■ **Request**
Retype the material word for word.

■ **Provided records**
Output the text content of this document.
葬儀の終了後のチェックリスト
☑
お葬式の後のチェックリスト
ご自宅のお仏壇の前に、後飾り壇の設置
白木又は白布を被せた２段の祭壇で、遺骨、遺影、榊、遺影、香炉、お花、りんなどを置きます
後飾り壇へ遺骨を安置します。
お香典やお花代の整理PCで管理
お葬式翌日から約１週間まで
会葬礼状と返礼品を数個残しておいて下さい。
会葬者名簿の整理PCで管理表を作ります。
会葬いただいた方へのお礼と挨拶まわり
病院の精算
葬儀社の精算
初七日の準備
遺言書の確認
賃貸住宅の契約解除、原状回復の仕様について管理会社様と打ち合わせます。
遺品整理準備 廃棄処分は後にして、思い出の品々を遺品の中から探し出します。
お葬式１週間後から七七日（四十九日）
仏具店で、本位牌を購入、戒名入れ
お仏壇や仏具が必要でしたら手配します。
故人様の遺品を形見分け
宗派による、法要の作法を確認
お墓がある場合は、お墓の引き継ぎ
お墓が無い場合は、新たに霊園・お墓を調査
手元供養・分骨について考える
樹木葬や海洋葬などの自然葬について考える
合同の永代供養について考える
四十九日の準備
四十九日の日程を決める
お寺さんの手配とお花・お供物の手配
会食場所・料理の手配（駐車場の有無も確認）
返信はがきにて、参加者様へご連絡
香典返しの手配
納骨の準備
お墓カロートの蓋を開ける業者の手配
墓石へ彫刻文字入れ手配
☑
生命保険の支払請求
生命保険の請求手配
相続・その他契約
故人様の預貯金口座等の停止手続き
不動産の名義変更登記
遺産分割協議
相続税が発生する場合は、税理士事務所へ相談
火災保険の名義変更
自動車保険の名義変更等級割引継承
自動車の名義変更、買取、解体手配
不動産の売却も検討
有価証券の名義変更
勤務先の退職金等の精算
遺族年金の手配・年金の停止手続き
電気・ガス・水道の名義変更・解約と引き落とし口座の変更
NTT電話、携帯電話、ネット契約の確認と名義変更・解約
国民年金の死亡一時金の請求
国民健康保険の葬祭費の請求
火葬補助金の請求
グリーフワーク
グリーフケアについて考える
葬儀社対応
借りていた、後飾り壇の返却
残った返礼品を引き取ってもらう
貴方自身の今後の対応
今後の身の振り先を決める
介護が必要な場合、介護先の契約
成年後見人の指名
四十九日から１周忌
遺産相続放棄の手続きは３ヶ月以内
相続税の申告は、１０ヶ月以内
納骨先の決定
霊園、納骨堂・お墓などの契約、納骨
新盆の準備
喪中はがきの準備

■ **Complete response**
Output the text content of this document.
葬儀の終了後のチェックリスト
☑
お葬式の後のチェックリスト
ご自宅のお仏壇の前に、後飾り壇の設置
白木又は白布を被せた２段の祭壇で、遺骨、遺影、榊、遺影、香炉、お花、りんなどを置きます
後飾り壇へ遺骨を安置します。
お香典やお花代の整理PCで管理
お葬式翌日から約１週間まで
会葬礼状と返礼品を数個残しておいて下さい。
会葬者名簿の整理PCで管理表を作ります。
会葬いただいた方へのお礼と挨拶まわり
病院の精算
葬儀社の精算
初七日の準備
遺言書の確認
賃貸住宅の契約解除、原状回復の仕様について管理会社様と打ち合わせます。
遺品整理準備 廃棄処分は後にして、思い出の品々を遺品の中から探し出します。
お葬式１週間後から七七日（四十九日）
仏具店で、本位牌を購入、戒名入れ
お仏壇や仏具が必要でしたら手配します。
故人様の遺品を形見分け
宗派による、法要の作法を確認
お墓がある場合は、お墓の引き継ぎ
お墓が無い場合は、新たに霊園・お墓を調査
手元供養・分骨について考える
樹木葬や海洋葬などの自然葬について考える
合同の永代供養について考える
四十九日の準備
四十九日の日程を決める
お寺さんの手配とお花・お供物の手配
会食場所・料理の手配（駐車場の有無も確認）
返信はがきにて、参加者様へご連絡
香典返しの手配
納骨の準備
お墓カロートの蓋を開ける業者の手配
墓石へ彫刻文字入れ手配
☑
生命保険の支払請求
生命保険の請求手配
相続・その他契約
故人様の預貯金口座等の停止手続き
不動産の名義変更登記
遺産分割協議
相続税が発生する場合は、税理士事務所へ相談
火災保険の名義変更
自動車保険の名義変更等級割引継承
自動車の名義変更、買取、解体手配
不動産の売却も検討
有価証券の名義変更
勤務先の退職金等の精算
遺族年金の手配・年金の停止手続き
電気・ガス・水道の名義変更・解約と引き落とし口座の変更
NTT電話、携帯電話、ネット契約の確認と名義変更・解約
国民年金の死亡一時金の請求
国民健康保険の葬祭費の請求
火葬補助金の請求
グリーフワーク
グリーフケアについて考える
葬儀社対応
借りていた、後飾り壇の返却
残った返礼品を引き取ってもらう
貴方自身の今後の対応
今後の身の振り先を決める
介護が必要な場合、介護先の契約
成年後見人の指名
四十九日から１周忌
遺産相続放棄の手続きは３ヶ月以内
相続税の申告は、１０ヶ月以内
納骨先の決定
霊園、納骨堂・お墓などの契約、納骨
新盆の準備
喪中はがきの準備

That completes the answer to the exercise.